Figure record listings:
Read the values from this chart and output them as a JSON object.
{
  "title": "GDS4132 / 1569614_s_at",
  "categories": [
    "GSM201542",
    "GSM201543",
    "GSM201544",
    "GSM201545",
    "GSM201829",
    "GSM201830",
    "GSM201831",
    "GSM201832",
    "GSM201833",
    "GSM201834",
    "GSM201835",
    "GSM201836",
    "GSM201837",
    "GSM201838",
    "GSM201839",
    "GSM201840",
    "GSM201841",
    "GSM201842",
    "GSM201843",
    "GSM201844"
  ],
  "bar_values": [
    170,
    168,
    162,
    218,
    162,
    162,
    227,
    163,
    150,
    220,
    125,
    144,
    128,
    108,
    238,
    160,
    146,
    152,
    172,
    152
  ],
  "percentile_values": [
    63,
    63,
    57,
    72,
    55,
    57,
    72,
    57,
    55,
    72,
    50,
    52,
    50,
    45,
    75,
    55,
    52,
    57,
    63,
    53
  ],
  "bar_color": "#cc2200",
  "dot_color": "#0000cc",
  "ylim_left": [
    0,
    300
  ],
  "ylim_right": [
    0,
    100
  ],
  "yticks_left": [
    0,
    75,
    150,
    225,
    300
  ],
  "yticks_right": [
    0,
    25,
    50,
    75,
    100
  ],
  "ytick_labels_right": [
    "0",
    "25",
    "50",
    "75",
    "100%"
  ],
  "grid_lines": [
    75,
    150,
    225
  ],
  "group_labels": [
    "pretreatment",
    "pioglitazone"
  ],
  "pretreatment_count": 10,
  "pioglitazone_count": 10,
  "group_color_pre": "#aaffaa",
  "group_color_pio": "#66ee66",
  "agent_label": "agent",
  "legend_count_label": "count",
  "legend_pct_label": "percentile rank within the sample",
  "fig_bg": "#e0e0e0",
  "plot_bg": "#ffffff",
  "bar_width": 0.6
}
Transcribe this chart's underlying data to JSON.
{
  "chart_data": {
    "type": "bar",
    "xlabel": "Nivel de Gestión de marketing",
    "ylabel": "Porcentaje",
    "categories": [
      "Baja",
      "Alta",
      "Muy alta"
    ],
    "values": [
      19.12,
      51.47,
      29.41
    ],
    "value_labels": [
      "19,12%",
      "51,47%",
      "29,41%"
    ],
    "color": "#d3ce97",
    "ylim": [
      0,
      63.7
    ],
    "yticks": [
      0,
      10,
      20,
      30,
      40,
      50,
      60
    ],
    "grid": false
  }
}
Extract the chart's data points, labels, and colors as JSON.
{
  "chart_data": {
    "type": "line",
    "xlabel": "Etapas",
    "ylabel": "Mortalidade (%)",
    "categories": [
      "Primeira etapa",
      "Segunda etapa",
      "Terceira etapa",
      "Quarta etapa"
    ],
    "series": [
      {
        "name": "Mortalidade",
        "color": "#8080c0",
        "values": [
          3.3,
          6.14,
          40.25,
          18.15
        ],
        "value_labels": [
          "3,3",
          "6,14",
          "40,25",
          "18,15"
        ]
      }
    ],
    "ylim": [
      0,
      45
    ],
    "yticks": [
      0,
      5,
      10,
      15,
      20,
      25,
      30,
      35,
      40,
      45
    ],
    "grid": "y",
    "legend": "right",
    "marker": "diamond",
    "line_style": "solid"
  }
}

Task objective:
Return the lines above exactly, keeping every word.

Written solution:
Read the values from this chart and output them as a JSON object.
{
  "title": "GDS4132 / 1569614_s_at",
  "categories": [
    "GSM201542",
    "GSM201543",
    "GSM201544",
    "GSM201545",
    "GSM201829",
    "GSM201830",
    "GSM201831",
    "GSM201832",
    "GSM201833",
    "GSM201834",
    "GSM201835",
    "GSM201836",
    "GSM201837",
    "GSM201838",
    "GSM201839",
    "GSM201840",
    "GSM201841",
    "GSM201842",
    "GSM201843",
    "GSM201844"
  ],
  "bar_values": [
    170,
    168,
    162,
    218,
    162,
    162,
    227,
    163,
    150,
    220,
    125,
    144,
    128,
    108,
    238,
    160,
    146,
    152,
    172,
    152
  ],
  "percentile_values": [
    63,
    63,
    57,
    72,
    55,
    57,
    72,
    57,
    55,
    72,
    50,
    52,
    50,
    45,
    75,
    55,
    52,
    57,
    63,
    53
  ],
  "bar_color": "#cc2200",
  "dot_color": "#0000cc",
  "ylim_left": [
    0,
    300
  ],
  "ylim_right": [
    0,
    100
  ],
  "yticks_left": [
    0,
    75,
    150,
    225,
    300
  ],
  "yticks_right": [
    0,
    25,
    50,
    75,
    100
  ],
  "ytick_labels_right": [
    "0",
    "25",
    "50",
    "75",
    "100%"
  ],
  "grid_lines": [
    75,
    150,
    225
  ],
  "group_labels": [
    "pretreatment",
    "pioglitazone"
  ],
  "pretreatment_count": 10,
  "pioglitazone_count": 10,
  "group_color_pre": "#aaffaa",
  "group_color_pio": "#66ee66",
  "agent_label": "agent",
  "legend_count_label": "count",
  "legend_pct_label": "percentile rank within the sample",
  "fig_bg": "#e0e0e0",
  "plot_bg": "#ffffff",
  "bar_width": 0.6
}
Transcribe this chart's underlying data to JSON.
{
  "chart_data": {
    "type": "bar",
    "xlabel": "Nivel de Gestión de marketing",
    "ylabel": "Porcentaje",
    "categories": [
      "Baja",
      "Alta",
      "Muy alta"
    ],
    "values": [
      19.12,
      51.47,
      29.41
    ],
    "value_labels": [
      "19,12%",
      "51,47%",
      "29,41%"
    ],
    "color": "#d3ce97",
    "ylim": [
      0,
      63.7
    ],
    "yticks": [
      0,
      10,
      20,
      30,
      40,
      50,
      60
    ],
    "grid": false
  }
}
Extract the chart's data points, labels, and colors as JSON.
{
  "chart_data": {
    "type": "line",
    "xlabel": "Etapas",
    "ylabel": "Mortalidade (%)",
    "categories": [
      "Primeira etapa",
      "Segunda etapa",
      "Terceira etapa",
      "Quarta etapa"
    ],
    "series": [
      {
        "name": "Mortalidade",
        "color": "#8080c0",
        "values": [
          3.3,
          6.14,
          40.25,
          18.15
        ],
        "value_labels": [
          "3,3",
          "6,14",
          "40,25",
          "18,15"
        ]
      }
    ],
    "ylim": [
      0,
      45
    ],
    "yticks": [
      0,
      5,
      10,
      15,
      20,
      25,
      30,
      35,
      40,
      45
    ],
    "grid": "y",
    "legend": "right",
    "marker": "diamond",
    "line_style": "solid"
  }
}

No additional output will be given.